(Stored records)
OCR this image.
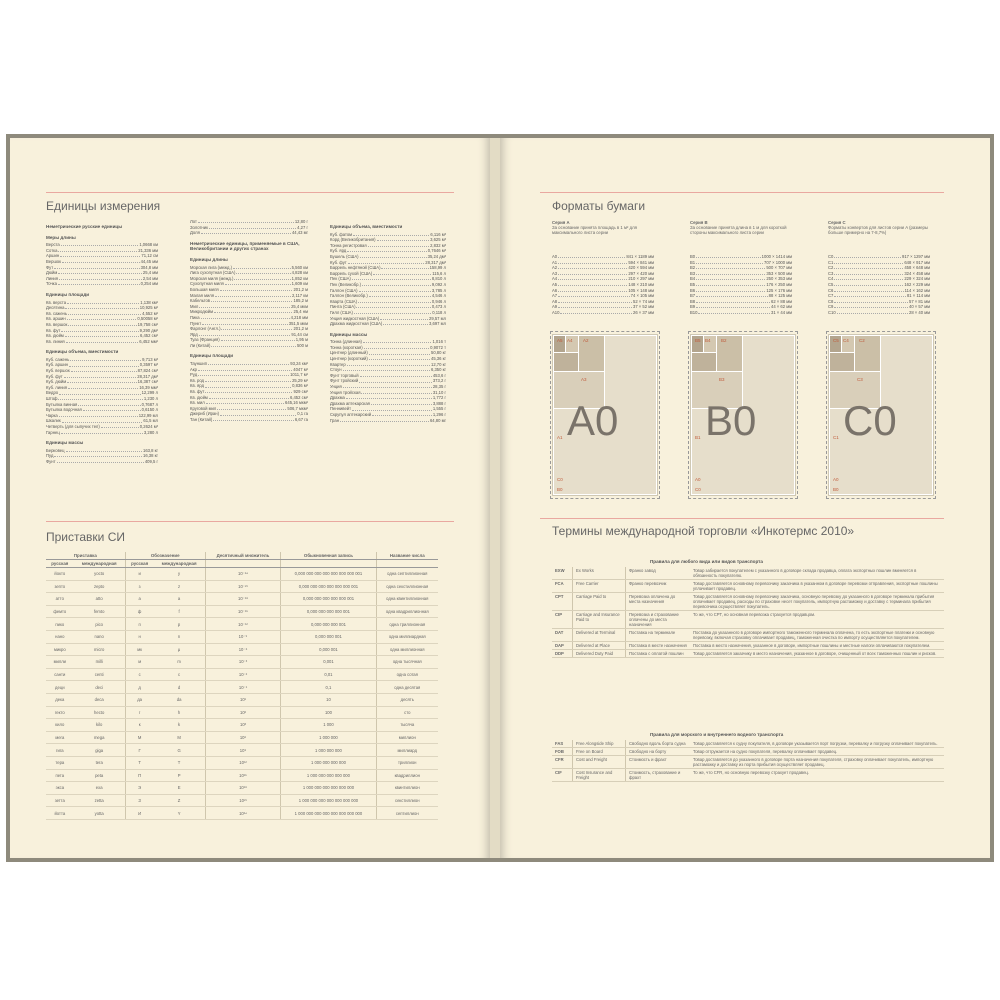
Единицы измерения
Неметрические русские единицы
Меры длины
Верста	1,0668 км
Сотка	21,336 мм
Аршин	71,12 см
Вершок	44,45 мм
Фут	304,8 мм
Дюйм	25,4 мм
Линия	2,54 мм
Точка	0,254 мм
Единицы площади
Кв. верста	1,138 км²
Десятина	10,925 м²
Кв. сажень	4,552 м²
Кв. аршин	0,50058 м²
Кв. вершок	19,758 см²
Кв. фут	9,290 дм²
Кв. дюйм	6,452 см²
Кв. линия	6,452 мм²
Единицы объема, вместимости
Куб. сажень	9,713 м³
Куб. аршин	0,3597 м³
Куб. вершок	87,824 см³
Куб. фут	28,317 дм³
Куб. дюйм	16,387 см³
Куб. линия	16,39 мм³
Ведро	12,299 л
Штоф	1,230 л
Бутылка винная	0,7687 л
Бутылка водочная	0,6150 л
Чарка	122,99 мл
Шкалик	61,5 мл
Четверть (для сыпучих тел)	0,2624 м³
Гарнец	3,280 л
Единицы массы
Берковец	163,8 кг
Пуд	16,38 кг
Фунт	409,5 г
Лот	12,80 г
Золотник	4,27 г
Доля	44,43 мг
Неметрические единицы, применяемые в США, Великобритании и других странах
Единицы длины
Морская лига (межд.)	5,560 км
Лига сухопутная (США)	4,828 км
Морская миля (межд.)	1,852 км
Сухопутная миля	1,609 км
Большая миля	201,2 м
Малая миля	2,117 км
Кабельтов	185,2 м
Мил	25,4 мкм
Микродюйм	25,4 нм
Пика	4,218 мм
Пункт	351,5 мкм
Фарлонг (Англ.)	201,2 м
Ярд	91,44 см
Туаз (Франция)	1,95 м
Ли (Китай)	500 м
Единицы площади
Тауншип	93,24 км²
Акр	4047 м²
Руд	1011,7 м²
Кв. род	25,29 м²
Кв. ярд	0,836 м²
Кв. фут	929 см²
Кв. дюйм	6,452 см²
Кв. мил	645,16 мкм²
Круговой мил	506,7 мкм²
Джериб (Иран)	0,1 га
Тан (Китай)	6,67 га
Единицы объема, вместимости
Куб. фатом	6,116 м³
Корд (Великобритания)	3,625 м³
Тонна регистровая	2,832 м³
Куб. ярд	0,7646 м³
Бушель (США)	35,24 дм³
Куб. фут	28,317 дм³
Баррель нефтяной (США)	158,99 л
Баррель сухой (США)	115,6 л
Пек (США)	8,810 л
Пек (Великобр.)	9,092 л
Галлон (США)	3,785 л
Галлон (Великобр.)	4,546 л
Кварта (США)	0,946 л
Пинта (США)	0,473 л
Гилл (США)	0,118 л
Унция жидкостная (США)	29,57 мл
Драхма жидкостная (США)	3,697 мл
Единицы массы
Тонна (длинная)	1,016 т
Тонна (короткая)	0,9072 т
Центнер (длинный)	50,80 кг
Центнер (короткий)	45,36 кг
Квартер	12,70 кг
Стоун	6,350 кг
Фунт торговый	453,6 г
Фунт тройский	373,2 г
Унция	28,35 г
Унция тройская	31,10 г
Драхма	1,772 г
Драхма аптекарская	3,888 г
Пеннивейт	1,555 г
Скрупул аптекарский	1,296 г
Гран	64,80 мг
Приставки СИ
Приставка		Обозначение		Десятичный множитель	Обыкновенная запись	Название числа
русская	международная	русская	международная			
йокто	yocto	и	y	10⁻²⁴	0,000 000 000 000 000 000 000 001	одна септиллионная
зепто	zepto	з	z	10⁻²¹	0,000 000 000 000 000 000 001	одна секстиллионная
атто	atto	а	a	10⁻¹⁸	0,000 000 000 000 000 001	одна квинтиллионная
фемто	femto	ф	f	10⁻¹⁵	0,000 000 000 000 001	одна квадриллионная
пико	pico	п	p	10⁻¹²	0,000 000 000 001	одна триллионная
нано	nano	н	n	10⁻⁹	0,000 000 001	одна миллиардная
микро	micro	мк	μ	10⁻⁶	0,000 001	одна миллионная
милли	milli	м	m	10⁻³	0,001	одна тысячная
санти	centi	с	c	10⁻²	0,01	одна сотая
деци	deci	д	d	10⁻¹	0,1	одна десятая
дека	deca	да	da	10¹	10	десять
гекто	hecto	г	h	10²	100	сто
кило	kilo	к	k	10³	1 000	тысяча
мега	mega	М	M	10⁶	1 000 000	миллион
гига	giga	Г	G	10⁹	1 000 000 000	миллиард
тера	tera	Т	T	10¹²	1 000 000 000 000	триллион
пета	peta	П	P	10¹⁵	1 000 000 000 000 000	квадриллион
экса	exa	Э	E	10¹⁸	1 000 000 000 000 000 000	квинтиллион
зетта	zetta	З	Z	10²¹	1 000 000 000 000 000 000 000	секстиллион
йотта	yotta	И	Y	10²⁴	1 000 000 000 000 000 000 000 000	септиллион
Форматы бумаги
Серия A
За основание принята площадь в 1 м² для максимального листа серии
A0	841 × 1189 мм
A1	594 × 841 мм
A2	420 × 594 мм
A3	297 × 420 мм
A4	210 × 297 мм
A5	148 × 210 мм
A6	105 × 148 мм
A7	74 × 105 мм
A8	52 × 74 мм
A9	37 × 52 мм
A10	26 × 37 мм
A5 A4 A2
A3
A1
C0
B0
A0
Серия B
За основание принята длина в 1 м для короткой стороны максимального листа серии
B0	1000 × 1414 мм
B1	707 × 1000 мм
B2	500 × 707 мм
B3	353 × 500 мм
B4	250 × 353 мм
B5	176 × 250 мм
B6	125 × 176 мм
B7	88 × 125 мм
B8	62 × 88 мм
B9	44 × 62 мм
B10	31 × 44 мм
B5 B4 B2
B3
B1
A0
C0
B0
Серия C
Форматы конвертов для листов серии A (размеры больше примерно на 7-8,7%)
C0	917 × 1297 мм
C1	648 × 917 мм
C2	458 × 648 мм
C3	324 × 458 мм
C4	229 × 324 мм
C5	162 × 229 мм
C6	114 × 162 мм
C7	81 × 114 мм
C8	57 × 81 мм
C9	40 × 57 мм
C10	28 × 40 мм
C5 C4 C2
C3
C1
A0
B0
C0
Термины международной торговли «Инкотермс 2010»
Правила для любого вида или видов транспорта
EXW	Ex Works	Франко завод	Товар забирается покупателем с указанного в договоре склада продавца, оплата экспортных пошлин вменяется в обязанность покупателю.
FCA	Free Carrier	Франко перевозчик	Товар доставляется основному перевозчику заказчика в указанном в договоре перевозки отправления, экспортные пошлины уплачивает продавец.
CPT	Carriage Paid to	Перевозка оплачена до места назначения	Товар доставляется основному перевозчику заказчика, основную перевозку до указанного в договоре терминала прибытия оплачивает продавец, расходы по страховке несет покупатель, импортную растаможку и доставку с терминала прибытия перевозчика осуществляет покупатель.
CIP	Carriage and Insurance Paid to	Перевозка и страхование оплачены до места назначения	То же, что CPT, но основная перевозка страхуется продавцом.
DAT	Delivered at Terminal	Поставка на терминале	Поставка до указанного в договоре импортного таможенного терминала оплачена, то есть экспортные платежи и основную перевозку, включая страховку оплачивает продавец, таможенная очистка по импорту осуществляется покупателем.
DAP	Delivered at Place	Поставка в месте назначения	Поставка в место назначения, указанное в договоре, импортные пошлины и местные налоги оплачиваются покупателем.
DDP	Delivered Duty Paid	Поставка с оплатой пошлин	Товар доставляется заказчику в место назначения, указанное в договоре, очищенный от всех таможенных пошлин и рисков.
Правила для морского и внутреннего водного транспорта
FAS	Free Alongside Ship	Свободно вдоль борта судна	Товар доставляется к судну покупателя, в договоре указывается порт погрузки, перевалку и погрузку оплачивает покупатель.
FOB	Free on Board	Свободно на борту	Товар отгружается на судно покупателя, перевалку оплачивает продавец.
CFR	Cost and Freight	Стоимость и фрахт	Товар доставляется до указанного в договоре порта назначения покупателя, страховку оплачивает покупатель, импортную растаможку и доставку из порта прибытия осуществляет продавец.
CIF	Cost Insurance and Freight	Стоимость, страхование и фрахт	То же, что CFR, но основную перевозку страхует продавец.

### WHAT THE TASK ASKS
Go through the material above and copy each line that has the word "Поставка".

### WRITTEN REPLY
DAT	Delivered at Terminal	Поставка на терминале	Поставка до указанного в договоре импортного таможенного терминала оплачена, то есть экспортные платежи и основную перевозку, включая страховку оплачивает продавец, таможенная очистка по импорту осуществляется покупателем.
DAP	Delivered at Place	Поставка в месте назначения	Поставка в место назначения, указанное в договоре, импортные пошлины и местные налоги оплачиваются покупателем.
DDP	Delivered Duty Paid	Поставка с оплатой пошлин	Товар доставляется заказчику в место назначения, указанное в договоре, очищенный от всех таможенных пошлин и рисков.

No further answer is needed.